• TASK TO CARRY OUT: Identify all lines below that hold "color" and collect them.

• RECORDS SHOWN:
start

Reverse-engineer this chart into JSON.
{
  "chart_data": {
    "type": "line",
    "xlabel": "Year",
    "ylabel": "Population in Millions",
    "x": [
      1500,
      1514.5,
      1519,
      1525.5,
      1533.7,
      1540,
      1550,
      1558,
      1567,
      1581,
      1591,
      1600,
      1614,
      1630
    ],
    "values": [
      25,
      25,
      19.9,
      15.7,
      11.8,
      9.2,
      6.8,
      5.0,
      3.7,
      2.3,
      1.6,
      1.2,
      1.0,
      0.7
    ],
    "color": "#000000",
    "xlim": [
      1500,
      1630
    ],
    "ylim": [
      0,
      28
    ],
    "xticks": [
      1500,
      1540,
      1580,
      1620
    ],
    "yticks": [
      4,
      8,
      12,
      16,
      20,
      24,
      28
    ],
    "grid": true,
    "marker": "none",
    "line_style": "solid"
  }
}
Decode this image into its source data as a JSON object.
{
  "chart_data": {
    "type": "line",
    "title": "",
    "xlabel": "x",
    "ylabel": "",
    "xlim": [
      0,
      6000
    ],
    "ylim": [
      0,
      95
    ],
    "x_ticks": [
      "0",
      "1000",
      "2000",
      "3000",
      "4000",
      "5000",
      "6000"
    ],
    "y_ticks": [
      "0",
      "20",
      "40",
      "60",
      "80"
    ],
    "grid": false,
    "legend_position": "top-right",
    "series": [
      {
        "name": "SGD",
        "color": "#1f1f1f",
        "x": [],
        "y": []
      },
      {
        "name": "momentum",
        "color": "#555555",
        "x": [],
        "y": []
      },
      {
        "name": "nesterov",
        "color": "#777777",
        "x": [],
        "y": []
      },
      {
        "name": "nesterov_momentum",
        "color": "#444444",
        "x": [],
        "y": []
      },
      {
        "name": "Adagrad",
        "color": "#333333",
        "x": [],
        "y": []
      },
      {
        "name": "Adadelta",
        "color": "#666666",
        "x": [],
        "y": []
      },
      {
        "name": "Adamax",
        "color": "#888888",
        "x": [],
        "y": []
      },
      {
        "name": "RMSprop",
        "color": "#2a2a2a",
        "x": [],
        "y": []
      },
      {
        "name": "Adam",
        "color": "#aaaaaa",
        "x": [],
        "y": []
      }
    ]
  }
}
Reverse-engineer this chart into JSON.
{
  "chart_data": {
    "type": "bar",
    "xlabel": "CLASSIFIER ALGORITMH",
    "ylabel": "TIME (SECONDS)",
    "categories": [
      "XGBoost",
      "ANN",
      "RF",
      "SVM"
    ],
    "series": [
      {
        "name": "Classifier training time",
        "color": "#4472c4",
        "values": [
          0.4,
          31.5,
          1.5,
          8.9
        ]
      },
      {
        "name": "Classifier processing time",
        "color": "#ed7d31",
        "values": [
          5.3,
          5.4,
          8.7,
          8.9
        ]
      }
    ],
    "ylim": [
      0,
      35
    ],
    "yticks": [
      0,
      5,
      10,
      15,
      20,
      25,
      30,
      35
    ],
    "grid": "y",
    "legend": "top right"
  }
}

end

• RESULT OF THE TASK:
    "color": "#000000",
        "color": "#1f1f1f",
        "color": "#555555",
        "color": "#777777",
        "color": "#444444",
        "color": "#333333",
        "color": "#666666",
        "color": "#888888",
        "color": "#2a2a2a",
        "color": "#aaaaaa",
        "color": "#4472c4",
        "color": "#ed7d31",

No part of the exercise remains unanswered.